* [EXERCISE]
What lines in the records below contain the string "twee"? Copy every one.

[Data records]
#####

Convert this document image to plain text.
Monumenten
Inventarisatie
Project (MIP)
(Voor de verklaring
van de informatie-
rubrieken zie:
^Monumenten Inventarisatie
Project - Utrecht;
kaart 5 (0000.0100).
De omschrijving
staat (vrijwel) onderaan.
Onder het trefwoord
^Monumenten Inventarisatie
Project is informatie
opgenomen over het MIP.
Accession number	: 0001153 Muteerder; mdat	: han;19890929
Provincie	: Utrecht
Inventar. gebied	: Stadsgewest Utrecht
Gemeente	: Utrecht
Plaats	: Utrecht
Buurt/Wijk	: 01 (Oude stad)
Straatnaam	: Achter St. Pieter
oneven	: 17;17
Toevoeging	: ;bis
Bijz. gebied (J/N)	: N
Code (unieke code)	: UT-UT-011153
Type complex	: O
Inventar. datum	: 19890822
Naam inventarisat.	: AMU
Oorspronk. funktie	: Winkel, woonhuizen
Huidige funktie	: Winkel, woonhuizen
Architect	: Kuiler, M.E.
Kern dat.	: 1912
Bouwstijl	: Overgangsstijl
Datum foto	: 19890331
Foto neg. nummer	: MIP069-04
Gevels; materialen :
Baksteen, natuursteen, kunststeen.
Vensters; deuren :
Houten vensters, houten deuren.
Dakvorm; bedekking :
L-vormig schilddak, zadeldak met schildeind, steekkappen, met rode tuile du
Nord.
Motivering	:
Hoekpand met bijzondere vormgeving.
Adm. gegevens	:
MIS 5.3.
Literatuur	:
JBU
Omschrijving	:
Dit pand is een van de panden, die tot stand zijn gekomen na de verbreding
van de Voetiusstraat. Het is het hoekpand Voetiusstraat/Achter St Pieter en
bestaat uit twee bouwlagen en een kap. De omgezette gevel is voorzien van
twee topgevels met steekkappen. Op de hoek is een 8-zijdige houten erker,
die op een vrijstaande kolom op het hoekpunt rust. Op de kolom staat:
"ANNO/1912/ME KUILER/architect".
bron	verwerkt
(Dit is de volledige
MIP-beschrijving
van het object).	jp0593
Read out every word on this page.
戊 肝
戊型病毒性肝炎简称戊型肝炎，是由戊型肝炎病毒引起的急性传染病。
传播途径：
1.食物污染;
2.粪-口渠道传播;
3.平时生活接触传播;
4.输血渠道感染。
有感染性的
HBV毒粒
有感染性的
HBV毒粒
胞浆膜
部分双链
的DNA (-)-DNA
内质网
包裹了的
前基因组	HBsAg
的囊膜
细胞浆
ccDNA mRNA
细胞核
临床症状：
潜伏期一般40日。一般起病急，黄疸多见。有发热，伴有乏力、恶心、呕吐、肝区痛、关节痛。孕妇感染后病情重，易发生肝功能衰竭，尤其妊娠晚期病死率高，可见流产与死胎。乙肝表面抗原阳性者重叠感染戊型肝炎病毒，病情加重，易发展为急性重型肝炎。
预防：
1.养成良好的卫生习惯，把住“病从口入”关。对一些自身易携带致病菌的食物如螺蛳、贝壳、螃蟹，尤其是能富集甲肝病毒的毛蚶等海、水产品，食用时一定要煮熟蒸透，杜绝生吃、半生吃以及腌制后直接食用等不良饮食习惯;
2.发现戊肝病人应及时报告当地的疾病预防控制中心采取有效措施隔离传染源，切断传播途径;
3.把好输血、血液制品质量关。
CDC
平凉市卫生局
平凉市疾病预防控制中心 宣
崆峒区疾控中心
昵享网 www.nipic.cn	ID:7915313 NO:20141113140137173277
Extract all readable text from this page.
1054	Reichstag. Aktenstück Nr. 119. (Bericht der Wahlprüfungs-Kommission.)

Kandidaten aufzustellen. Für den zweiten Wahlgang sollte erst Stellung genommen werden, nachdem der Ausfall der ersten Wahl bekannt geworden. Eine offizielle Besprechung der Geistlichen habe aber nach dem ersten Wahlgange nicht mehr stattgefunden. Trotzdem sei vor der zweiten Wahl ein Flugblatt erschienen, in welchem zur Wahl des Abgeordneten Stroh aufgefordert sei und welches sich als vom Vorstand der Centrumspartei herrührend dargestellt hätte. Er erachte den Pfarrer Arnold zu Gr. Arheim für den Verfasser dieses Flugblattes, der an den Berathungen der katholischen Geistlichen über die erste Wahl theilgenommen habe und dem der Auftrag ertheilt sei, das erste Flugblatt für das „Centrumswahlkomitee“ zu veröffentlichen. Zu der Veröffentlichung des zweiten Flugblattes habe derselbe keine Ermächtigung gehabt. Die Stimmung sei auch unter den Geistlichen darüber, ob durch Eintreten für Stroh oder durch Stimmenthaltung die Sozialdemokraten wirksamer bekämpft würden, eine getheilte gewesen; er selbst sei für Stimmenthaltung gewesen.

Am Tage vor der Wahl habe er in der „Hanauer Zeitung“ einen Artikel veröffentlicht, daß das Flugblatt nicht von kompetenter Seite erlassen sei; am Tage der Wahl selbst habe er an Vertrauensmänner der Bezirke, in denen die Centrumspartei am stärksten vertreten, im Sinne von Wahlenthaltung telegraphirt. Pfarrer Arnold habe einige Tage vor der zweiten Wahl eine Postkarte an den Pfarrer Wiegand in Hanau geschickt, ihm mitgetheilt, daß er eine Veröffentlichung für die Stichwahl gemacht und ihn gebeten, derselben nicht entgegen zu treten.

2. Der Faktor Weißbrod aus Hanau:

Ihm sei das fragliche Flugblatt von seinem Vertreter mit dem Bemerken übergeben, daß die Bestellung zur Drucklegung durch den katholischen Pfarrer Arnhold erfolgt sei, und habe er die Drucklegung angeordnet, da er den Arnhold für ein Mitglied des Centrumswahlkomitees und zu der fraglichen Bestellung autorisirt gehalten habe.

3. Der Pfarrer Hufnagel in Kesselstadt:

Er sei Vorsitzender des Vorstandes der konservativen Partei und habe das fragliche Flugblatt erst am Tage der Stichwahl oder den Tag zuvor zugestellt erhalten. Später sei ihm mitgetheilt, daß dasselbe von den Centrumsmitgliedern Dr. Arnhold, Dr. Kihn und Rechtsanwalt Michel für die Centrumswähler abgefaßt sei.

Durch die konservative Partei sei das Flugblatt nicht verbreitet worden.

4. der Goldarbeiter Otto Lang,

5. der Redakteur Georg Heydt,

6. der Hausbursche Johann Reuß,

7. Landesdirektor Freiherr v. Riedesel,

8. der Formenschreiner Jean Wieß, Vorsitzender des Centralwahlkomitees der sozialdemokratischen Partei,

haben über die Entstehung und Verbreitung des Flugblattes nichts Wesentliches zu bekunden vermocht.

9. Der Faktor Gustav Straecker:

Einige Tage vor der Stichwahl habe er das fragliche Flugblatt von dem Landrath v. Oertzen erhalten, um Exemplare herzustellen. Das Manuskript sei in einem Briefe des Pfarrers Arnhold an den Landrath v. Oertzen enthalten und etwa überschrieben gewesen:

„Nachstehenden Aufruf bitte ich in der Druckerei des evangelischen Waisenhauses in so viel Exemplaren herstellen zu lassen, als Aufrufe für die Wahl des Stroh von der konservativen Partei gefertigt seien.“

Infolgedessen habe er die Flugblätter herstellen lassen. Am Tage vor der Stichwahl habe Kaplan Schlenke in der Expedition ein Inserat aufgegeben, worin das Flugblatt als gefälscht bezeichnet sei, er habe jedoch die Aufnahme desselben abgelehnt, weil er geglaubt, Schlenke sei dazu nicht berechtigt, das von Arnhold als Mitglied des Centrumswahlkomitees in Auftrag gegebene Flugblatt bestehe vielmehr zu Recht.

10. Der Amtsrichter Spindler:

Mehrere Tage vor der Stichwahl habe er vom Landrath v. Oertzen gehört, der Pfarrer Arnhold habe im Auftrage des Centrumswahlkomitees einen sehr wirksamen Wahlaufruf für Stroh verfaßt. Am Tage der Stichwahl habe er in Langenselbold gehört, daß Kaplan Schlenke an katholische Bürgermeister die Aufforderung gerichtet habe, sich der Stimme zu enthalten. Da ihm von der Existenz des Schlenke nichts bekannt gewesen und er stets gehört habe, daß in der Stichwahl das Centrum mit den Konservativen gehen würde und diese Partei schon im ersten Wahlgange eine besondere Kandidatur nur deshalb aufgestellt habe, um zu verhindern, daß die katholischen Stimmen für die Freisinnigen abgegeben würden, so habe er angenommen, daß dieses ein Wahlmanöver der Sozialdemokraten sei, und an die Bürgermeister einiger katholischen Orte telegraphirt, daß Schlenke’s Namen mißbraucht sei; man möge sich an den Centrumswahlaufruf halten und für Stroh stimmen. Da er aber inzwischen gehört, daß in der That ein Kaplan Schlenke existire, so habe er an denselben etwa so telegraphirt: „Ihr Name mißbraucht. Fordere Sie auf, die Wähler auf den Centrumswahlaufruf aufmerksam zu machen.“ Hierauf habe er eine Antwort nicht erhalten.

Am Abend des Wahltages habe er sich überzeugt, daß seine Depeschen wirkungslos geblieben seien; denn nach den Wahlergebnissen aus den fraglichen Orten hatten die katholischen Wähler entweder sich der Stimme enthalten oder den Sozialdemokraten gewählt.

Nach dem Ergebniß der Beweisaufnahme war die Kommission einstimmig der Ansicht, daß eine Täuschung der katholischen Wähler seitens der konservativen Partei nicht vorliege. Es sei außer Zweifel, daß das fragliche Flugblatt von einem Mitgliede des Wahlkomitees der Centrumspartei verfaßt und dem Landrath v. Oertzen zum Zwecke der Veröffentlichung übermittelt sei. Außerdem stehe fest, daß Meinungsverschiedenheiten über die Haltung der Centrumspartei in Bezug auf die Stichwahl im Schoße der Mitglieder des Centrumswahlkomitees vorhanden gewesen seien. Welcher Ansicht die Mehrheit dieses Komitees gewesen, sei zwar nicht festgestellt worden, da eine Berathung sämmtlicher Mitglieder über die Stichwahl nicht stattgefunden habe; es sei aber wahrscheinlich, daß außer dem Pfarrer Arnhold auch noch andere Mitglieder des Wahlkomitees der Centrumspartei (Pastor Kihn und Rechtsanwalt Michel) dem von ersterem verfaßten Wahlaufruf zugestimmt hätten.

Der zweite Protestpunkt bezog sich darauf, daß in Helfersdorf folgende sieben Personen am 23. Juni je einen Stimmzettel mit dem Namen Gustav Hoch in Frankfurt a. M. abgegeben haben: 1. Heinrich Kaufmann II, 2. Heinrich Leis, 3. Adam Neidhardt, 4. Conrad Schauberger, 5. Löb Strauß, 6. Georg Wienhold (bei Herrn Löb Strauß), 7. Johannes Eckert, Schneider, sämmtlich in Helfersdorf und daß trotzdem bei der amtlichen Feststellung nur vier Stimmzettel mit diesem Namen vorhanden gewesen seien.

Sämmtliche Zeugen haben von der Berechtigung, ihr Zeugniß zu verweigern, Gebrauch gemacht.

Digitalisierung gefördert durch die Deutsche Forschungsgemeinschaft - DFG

#####

* [SOLUTION FOR THIS PROBLEM]
bestaat uit twee bouwlagen en een kap. De omgezette gevel is voorzien van
twee topgevels met steekkappen. Op de hoek is een 8-zijdige houten erker,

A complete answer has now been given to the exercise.